## Begin ENTRIES
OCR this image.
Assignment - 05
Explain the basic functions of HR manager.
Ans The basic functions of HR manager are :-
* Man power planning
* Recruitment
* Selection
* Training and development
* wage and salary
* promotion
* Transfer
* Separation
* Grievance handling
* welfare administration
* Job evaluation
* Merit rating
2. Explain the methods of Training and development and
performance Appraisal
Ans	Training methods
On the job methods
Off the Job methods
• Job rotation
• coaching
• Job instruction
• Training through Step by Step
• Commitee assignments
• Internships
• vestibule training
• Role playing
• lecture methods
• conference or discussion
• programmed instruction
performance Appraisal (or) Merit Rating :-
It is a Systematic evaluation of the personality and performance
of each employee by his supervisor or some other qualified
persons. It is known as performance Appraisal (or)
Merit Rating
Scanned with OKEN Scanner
## End ENTRIES
• TASK REQUIREMENTS: Gather every line containing the word "manager" and copy it.

• RESPONSE:
Explain the basic functions of HR manager.
Ans The basic functions of HR manager are :-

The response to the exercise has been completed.